§ **Task details**
In the records below, count every line containing "subtitle". Reply with the number only.

§ **Data for the task**
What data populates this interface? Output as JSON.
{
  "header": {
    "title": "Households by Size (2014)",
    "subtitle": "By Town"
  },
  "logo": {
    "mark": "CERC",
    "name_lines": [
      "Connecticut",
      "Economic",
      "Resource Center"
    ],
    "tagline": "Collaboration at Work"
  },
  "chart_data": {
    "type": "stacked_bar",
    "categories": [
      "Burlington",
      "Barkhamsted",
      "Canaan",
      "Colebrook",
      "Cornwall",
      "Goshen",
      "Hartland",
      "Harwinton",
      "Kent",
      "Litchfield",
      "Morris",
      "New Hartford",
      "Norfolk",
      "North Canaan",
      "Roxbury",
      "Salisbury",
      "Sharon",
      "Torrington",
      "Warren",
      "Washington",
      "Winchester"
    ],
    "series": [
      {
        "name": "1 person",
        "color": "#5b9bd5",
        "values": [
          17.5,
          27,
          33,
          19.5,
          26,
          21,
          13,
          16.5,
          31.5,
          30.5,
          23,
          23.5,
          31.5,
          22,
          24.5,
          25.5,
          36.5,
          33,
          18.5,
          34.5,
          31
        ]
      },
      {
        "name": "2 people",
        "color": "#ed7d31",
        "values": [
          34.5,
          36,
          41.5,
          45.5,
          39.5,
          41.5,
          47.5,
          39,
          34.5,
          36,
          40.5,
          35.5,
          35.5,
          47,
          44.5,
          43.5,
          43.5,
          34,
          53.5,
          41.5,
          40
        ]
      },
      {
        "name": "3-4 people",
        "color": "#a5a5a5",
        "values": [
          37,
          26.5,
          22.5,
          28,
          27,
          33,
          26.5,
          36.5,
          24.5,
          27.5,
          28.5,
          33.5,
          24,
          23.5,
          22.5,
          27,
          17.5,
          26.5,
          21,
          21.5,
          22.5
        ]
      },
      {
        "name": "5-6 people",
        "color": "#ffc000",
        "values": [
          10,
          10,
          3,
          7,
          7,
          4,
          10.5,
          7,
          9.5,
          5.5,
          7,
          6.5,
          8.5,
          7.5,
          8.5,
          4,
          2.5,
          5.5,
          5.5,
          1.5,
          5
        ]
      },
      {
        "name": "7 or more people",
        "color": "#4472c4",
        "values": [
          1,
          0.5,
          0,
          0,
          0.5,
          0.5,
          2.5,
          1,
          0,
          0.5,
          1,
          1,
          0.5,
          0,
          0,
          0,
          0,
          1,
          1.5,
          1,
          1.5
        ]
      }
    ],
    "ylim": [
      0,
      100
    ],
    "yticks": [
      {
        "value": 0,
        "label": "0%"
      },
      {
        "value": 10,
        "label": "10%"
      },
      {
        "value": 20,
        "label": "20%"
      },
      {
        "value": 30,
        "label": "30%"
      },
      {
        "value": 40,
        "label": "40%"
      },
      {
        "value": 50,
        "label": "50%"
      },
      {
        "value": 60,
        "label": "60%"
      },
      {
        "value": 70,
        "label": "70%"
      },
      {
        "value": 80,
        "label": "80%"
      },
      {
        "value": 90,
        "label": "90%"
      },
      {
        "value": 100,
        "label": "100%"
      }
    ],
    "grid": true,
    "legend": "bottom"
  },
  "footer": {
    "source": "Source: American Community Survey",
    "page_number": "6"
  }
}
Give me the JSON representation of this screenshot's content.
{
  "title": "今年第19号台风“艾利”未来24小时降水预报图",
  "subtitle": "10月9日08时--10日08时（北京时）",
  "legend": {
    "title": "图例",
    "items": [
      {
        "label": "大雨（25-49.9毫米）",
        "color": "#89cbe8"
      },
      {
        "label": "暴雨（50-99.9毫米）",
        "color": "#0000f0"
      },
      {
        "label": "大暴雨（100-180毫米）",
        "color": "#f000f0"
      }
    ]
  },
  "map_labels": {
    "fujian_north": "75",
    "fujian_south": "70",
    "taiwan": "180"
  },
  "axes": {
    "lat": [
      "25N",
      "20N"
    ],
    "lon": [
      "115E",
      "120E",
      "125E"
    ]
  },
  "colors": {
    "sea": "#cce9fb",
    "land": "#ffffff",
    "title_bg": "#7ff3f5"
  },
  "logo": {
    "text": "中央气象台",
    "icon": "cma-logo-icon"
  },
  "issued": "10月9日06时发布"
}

§ **Result below**
2